_Given text:_

- - - -

Tokenization allows for trading commodities to occur with no time constraints, 24 hours a day. Of course, this isn’t a limitation in the Over The Counter (OTC) market, but trading of commodities on traditional exchanges will have a close of business day. In the future, the removal of all middlemen (such as conventional exchanges) may even occur, whereby it is as simple as one party sending over a commodity-backed token to another instantaneously and safely, eliminating any extra fees charged by the exchange. Tokenization confers all the benefits of owning a tangible asset with the speed and mobility of a digital one.

Intelligent Contracts can eliminate counter-party risk allowing simultaneous and instantaneous transfer of crypto assets once the pre-existing conditions are met. Smart Contracts are also immutable, and the output is validated by all participants on the network, meaning the contract cannot be forced open to release the assets. Lastly, automation using these contracts can prevent human error, increase accuracy, and minimize costs.

Smart Contracts and Blockchain are already being utilised in the commodity sector; in 2019, HSBC executed a Letter of Credit from HSBC Malaysia to HSBC Singapore on behalf of behalf of packaging firm, Simply Packaging, via Blockchain.6 In the HSBC example, the seller received a payment confirmation that was accomplished via a smart contract once the pre-determined conditions were met. On the physical goods side, the assets were tagged with QR codes linked to the smart contract.7

Blockchain may be a “quick win” for the OTC market, with the exchange of trade confirmations directly between two parties taking place without middlemen. The OTC market requires fewer clearing requirements, lack of resistance from clearinghouses, and smaller market size favouring smart contracts adoption.

- - - -

_Required actions:_
1. Condense the paragraph of the tokenization passage that begins "Intelligent Contracts can eliminate" into a short bulleted list that keeps its main facts.
2. Reproduce verbatim the portion of the tokenization passage between "Tokenization allows for" and "a digital one.", inclusive.
The listing plays no part in this work.

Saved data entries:
- - - -

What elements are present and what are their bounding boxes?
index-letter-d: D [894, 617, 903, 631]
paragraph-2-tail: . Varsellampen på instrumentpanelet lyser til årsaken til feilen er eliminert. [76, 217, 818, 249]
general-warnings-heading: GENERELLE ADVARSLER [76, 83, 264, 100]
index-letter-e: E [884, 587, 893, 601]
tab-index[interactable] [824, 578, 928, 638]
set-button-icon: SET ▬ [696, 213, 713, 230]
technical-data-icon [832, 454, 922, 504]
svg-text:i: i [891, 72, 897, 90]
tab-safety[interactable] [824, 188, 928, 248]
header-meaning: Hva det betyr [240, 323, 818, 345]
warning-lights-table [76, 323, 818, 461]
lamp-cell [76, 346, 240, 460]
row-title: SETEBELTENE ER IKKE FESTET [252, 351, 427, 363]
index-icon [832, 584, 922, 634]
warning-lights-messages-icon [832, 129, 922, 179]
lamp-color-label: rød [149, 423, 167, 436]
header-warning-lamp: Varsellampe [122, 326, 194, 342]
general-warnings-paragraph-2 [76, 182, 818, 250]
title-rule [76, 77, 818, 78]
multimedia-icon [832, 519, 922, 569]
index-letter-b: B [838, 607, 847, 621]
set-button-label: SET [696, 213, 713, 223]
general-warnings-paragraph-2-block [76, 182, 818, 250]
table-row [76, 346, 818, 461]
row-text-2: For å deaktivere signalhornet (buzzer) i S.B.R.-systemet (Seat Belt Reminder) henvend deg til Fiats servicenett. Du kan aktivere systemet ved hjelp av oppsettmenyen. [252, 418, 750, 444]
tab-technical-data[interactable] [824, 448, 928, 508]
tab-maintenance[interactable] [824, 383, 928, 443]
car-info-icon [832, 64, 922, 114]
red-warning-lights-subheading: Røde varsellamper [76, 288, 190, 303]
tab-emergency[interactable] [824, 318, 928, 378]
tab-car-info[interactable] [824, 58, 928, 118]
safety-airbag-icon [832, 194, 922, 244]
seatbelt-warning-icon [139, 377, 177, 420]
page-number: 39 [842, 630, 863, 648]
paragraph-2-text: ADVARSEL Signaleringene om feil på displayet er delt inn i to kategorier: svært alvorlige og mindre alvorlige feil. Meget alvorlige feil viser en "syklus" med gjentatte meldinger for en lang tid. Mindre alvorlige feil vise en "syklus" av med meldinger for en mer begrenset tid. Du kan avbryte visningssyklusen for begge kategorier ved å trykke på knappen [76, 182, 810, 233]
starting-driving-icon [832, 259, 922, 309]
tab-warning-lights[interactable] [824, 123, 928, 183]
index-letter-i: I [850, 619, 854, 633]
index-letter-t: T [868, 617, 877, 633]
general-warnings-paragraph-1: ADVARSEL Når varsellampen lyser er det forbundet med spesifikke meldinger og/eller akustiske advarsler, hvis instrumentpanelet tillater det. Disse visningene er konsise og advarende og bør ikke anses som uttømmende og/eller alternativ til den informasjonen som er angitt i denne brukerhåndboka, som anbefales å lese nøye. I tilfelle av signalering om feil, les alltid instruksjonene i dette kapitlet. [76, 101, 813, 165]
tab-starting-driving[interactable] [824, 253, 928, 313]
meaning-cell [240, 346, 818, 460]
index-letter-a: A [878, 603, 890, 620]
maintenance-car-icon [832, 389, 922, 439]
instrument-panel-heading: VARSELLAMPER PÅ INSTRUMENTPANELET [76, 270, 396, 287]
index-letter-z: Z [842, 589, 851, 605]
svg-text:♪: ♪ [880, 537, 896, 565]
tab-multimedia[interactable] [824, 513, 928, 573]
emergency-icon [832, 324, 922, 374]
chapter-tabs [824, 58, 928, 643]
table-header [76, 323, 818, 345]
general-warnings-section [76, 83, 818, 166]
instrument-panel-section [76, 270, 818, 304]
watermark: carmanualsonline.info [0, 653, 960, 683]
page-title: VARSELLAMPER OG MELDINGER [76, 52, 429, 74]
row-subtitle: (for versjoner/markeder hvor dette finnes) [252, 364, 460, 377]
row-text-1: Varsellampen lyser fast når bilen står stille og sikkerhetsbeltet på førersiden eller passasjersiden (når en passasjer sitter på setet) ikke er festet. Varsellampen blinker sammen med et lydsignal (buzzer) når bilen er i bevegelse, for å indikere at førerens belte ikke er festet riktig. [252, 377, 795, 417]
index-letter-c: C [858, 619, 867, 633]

- - - -

_Per-task outputs:_
1.
- Intelligent Contracts can eliminate counter-party risk, allowing simultaneous and instantaneous transfer of crypto assets once pre-existing conditions are met.
- Smart Contracts are immutable, and all network participants validate their output, so the contract cannot be forced open to release the assets.
- Automation through these contracts can prevent human error, increase accuracy, and minimize costs.

2.
Tokenization allows for trading commodities to occur with no time constraints, 24 hours a day. Of course, this isn’t a limitation in the Over The Counter (OTC) market, but trading of commodities on traditional exchanges will have a close of business day. In the future, the removal of all middlemen (such as conventional exchanges) may even occur, whereby it is as simple as one party sending over a commodity-backed token to another instantaneously and safely, eliminating any extra fees charged by the exchange. Tokenization confers all the benefits of owning a tangible asset with the speed and mobility of a digital one.